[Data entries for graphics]
* START *
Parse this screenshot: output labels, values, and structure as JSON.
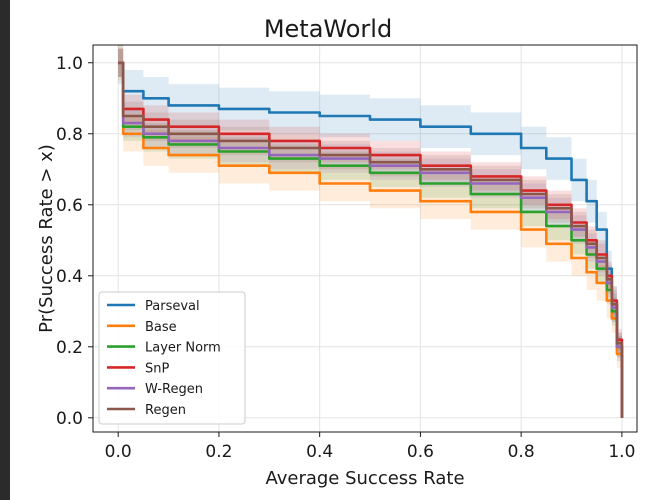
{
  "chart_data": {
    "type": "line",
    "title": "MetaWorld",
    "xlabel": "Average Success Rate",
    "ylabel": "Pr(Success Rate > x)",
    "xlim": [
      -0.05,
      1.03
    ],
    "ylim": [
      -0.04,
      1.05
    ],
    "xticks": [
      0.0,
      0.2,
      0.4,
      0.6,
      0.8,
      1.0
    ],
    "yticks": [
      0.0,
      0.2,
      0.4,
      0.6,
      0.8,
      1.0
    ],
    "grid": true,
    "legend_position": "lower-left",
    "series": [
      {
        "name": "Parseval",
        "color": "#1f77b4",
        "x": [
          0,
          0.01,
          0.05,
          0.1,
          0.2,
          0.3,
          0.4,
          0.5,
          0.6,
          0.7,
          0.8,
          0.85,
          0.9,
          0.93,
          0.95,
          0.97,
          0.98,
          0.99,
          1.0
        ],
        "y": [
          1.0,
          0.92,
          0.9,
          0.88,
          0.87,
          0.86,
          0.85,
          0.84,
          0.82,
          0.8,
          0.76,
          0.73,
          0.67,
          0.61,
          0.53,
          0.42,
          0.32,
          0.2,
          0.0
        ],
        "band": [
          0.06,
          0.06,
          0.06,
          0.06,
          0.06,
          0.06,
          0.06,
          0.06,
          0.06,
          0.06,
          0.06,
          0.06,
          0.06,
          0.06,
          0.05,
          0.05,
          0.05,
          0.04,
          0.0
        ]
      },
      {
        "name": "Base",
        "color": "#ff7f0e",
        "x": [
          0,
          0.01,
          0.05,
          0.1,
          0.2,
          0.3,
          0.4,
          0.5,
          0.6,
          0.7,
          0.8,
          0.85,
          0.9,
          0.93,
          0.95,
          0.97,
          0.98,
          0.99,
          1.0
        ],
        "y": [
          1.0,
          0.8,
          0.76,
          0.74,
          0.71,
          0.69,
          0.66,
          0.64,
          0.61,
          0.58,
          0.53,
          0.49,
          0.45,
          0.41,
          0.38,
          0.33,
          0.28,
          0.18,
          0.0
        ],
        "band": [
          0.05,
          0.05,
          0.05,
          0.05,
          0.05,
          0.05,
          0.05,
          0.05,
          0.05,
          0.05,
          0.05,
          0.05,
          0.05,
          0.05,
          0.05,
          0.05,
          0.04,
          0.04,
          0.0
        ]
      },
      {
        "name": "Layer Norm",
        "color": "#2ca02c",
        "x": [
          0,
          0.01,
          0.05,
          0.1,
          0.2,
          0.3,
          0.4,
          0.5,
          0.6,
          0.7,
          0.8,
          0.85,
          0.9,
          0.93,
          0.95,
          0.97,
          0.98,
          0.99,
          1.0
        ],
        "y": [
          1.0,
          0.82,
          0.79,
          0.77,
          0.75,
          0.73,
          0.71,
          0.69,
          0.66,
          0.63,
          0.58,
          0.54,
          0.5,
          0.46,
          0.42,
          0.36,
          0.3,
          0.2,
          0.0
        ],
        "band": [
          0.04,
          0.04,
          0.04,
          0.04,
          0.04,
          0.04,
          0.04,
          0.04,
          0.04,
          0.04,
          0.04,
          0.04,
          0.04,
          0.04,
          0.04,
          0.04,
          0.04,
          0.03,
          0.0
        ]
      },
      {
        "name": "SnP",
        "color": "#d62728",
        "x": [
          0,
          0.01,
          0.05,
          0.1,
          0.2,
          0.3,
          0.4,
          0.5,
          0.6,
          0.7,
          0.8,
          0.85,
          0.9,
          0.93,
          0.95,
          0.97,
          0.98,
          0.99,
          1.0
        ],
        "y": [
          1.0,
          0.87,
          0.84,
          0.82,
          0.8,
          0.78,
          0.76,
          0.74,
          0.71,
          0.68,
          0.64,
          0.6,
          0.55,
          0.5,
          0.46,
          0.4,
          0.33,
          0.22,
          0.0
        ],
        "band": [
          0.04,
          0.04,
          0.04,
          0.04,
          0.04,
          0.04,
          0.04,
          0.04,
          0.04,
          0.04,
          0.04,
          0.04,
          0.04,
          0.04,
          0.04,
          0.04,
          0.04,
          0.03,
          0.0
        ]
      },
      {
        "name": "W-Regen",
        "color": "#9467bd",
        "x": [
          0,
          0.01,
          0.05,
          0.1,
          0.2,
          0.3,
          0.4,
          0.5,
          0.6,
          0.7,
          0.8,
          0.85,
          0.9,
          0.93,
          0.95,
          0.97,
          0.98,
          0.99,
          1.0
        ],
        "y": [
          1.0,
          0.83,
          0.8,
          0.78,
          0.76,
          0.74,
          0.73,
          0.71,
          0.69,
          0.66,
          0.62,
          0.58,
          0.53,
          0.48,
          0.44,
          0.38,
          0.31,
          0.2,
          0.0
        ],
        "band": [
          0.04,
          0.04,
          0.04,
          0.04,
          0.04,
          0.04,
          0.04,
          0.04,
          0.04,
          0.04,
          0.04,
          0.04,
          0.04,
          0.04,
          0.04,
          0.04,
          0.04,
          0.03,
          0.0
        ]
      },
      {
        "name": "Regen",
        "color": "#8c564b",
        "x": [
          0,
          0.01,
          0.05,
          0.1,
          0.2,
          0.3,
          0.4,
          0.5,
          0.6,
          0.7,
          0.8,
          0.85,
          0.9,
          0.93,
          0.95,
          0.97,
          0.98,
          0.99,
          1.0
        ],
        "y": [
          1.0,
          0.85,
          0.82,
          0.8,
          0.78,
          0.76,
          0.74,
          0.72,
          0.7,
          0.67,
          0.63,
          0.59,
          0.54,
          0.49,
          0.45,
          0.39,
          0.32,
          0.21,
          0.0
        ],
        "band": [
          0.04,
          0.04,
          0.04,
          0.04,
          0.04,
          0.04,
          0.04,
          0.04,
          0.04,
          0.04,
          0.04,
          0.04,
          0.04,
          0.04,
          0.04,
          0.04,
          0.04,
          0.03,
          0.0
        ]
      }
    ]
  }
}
* END *
→ INSTRUCTION:
Leave out every picture and copy the rest of the records exactly.

→ ANSWER TO THIS EXERCISE:
Parse this screenshot: output labels, values, and structure as JSON.
{
  "chart_data": {
    "type": "line",
    "title": "MetaWorld",
    "xlabel": "Average Success Rate",
    "ylabel": "Pr(Success Rate > x)",
    "xlim": [
      -0.05,
      1.03
    ],
    "ylim": [
      -0.04,
      1.05
    ],
    "xticks": [
      0.0,
      0.2,
      0.4,
      0.6,
      0.8,
      1.0
    ],
    "yticks": [
      0.0,
      0.2,
      0.4,
      0.6,
      0.8,
      1.0
    ],
    "grid": true,
    "legend_position": "lower-left",
    "series": [
      {
        "name": "Parseval",
        "color": "#1f77b4",
        "x": [
          0,
          0.01,
          0.05,
          0.1,
          0.2,
          0.3,
          0.4,
          0.5,
          0.6,
          0.7,
          0.8,
          0.85,
          0.9,
          0.93,
          0.95,
          0.97,
          0.98,
          0.99,
          1.0
        ],
        "y": [
          1.0,
          0.92,
          0.9,
          0.88,
          0.87,
          0.86,
          0.85,
          0.84,
          0.82,
          0.8,
          0.76,
          0.73,
          0.67,
          0.61,
          0.53,
          0.42,
          0.32,
          0.2,
          0.0
        ],
        "band": [
          0.06,
          0.06,
          0.06,
          0.06,
          0.06,
          0.06,
          0.06,
          0.06,
          0.06,
          0.06,
          0.06,
          0.06,
          0.06,
          0.06,
          0.05,
          0.05,
          0.05,
          0.04,
          0.0
        ]
      },
      {
        "name": "Base",
        "color": "#ff7f0e",
        "x": [
          0,
          0.01,
          0.05,
          0.1,
          0.2,
          0.3,
          0.4,
          0.5,
          0.6,
          0.7,
          0.8,
          0.85,
          0.9,
          0.93,
          0.95,
          0.97,
          0.98,
          0.99,
          1.0
        ],
        "y": [
          1.0,
          0.8,
          0.76,
          0.74,
          0.71,
          0.69,
          0.66,
          0.64,
          0.61,
          0.58,
          0.53,
          0.49,
          0.45,
          0.41,
          0.38,
          0.33,
          0.28,
          0.18,
          0.0
        ],
        "band": [
          0.05,
          0.05,
          0.05,
          0.05,
          0.05,
          0.05,
          0.05,
          0.05,
          0.05,
          0.05,
          0.05,
          0.05,
          0.05,
          0.05,
          0.05,
          0.05,
          0.04,
          0.04,
          0.0
        ]
      },
      {
        "name": "Layer Norm",
        "color": "#2ca02c",
        "x": [
          0,
          0.01,
          0.05,
          0.1,
          0.2,
          0.3,
          0.4,
          0.5,
          0.6,
          0.7,
          0.8,
          0.85,
          0.9,
          0.93,
          0.95,
          0.97,
          0.98,
          0.99,
          1.0
        ],
        "y": [
          1.0,
          0.82,
          0.79,
          0.77,
          0.75,
          0.73,
          0.71,
          0.69,
          0.66,
          0.63,
          0.58,
          0.54,
          0.5,
          0.46,
          0.42,
          0.36,
          0.3,
          0.2,
          0.0
        ],
        "band": [
          0.04,
          0.04,
          0.04,
          0.04,
          0.04,
          0.04,
          0.04,
          0.04,
          0.04,
          0.04,
          0.04,
          0.04,
          0.04,
          0.04,
          0.04,
          0.04,
          0.04,
          0.03,
          0.0
        ]
      },
      {
        "name": "SnP",
        "color": "#d62728",
        "x": [
          0,
          0.01,
          0.05,
          0.1,
          0.2,
          0.3,
          0.4,
          0.5,
          0.6,
          0.7,
          0.8,
          0.85,
          0.9,
          0.93,
          0.95,
          0.97,
          0.98,
          0.99,
          1.0
        ],
        "y": [
          1.0,
          0.87,
          0.84,
          0.82,
          0.8,
          0.78,
          0.76,
          0.74,
          0.71,
          0.68,
          0.64,
          0.6,
          0.55,
          0.5,
          0.46,
          0.4,
          0.33,
          0.22,
          0.0
        ],
        "band": [
          0.04,
          0.04,
          0.04,
          0.04,
          0.04,
          0.04,
          0.04,
          0.04,
          0.04,
          0.04,
          0.04,
          0.04,
          0.04,
          0.04,
          0.04,
          0.04,
          0.04,
          0.03,
          0.0
        ]
      },
      {
        "name": "W-Regen",
        "color": "#9467bd",
        "x": [
          0,
          0.01,
          0.05,
          0.1,
          0.2,
          0.3,
          0.4,
          0.5,
          0.6,
          0.7,
          0.8,
          0.85,
          0.9,
          0.93,
          0.95,
          0.97,
          0.98,
          0.99,
          1.0
        ],
        "y": [
          1.0,
          0.83,
          0.8,
          0.78,
          0.76,
          0.74,
          0.73,
          0.71,
          0.69,
          0.66,
          0.62,
          0.58,
          0.53,
          0.48,
          0.44,
          0.38,
          0.31,
          0.2,
          0.0
        ],
        "band": [
          0.04,
          0.04,
          0.04,
          0.04,
          0.04,
          0.04,
          0.04,
          0.04,
          0.04,
          0.04,
          0.04,
          0.04,
          0.04,
          0.04,
          0.04,
          0.04,
          0.04,
          0.03,
          0.0
        ]
      },
      {
        "name": "Regen",
        "color": "#8c564b",
        "x": [
          0,
          0.01,
          0.05,
          0.1,
          0.2,
          0.3,
          0.4,
          0.5,
          0.6,
          0.7,
          0.8,
          0.85,
          0.9,
          0.93,
          0.95,
          0.97,
          0.98,
          0.99,
          1.0
        ],
        "y": [
          1.0,
          0.85,
          0.82,
          0.8,
          0.78,
          0.76,
          0.74,
          0.72,
          0.7,
          0.67,
          0.63,
          0.59,
          0.54,
          0.49,
          0.45,
          0.39,
          0.32,
          0.21,
          0.0
        ],
        "band": [
          0.04,
          0.04,
          0.04,
          0.04,
          0.04,
          0.04,
          0.04,
          0.04,
          0.04,
          0.04,
          0.04,
          0.04,
          0.04,
          0.04,
          0.04,
          0.04,
          0.04,
          0.03,
          0.0
        ]
      }
    ]
  }
}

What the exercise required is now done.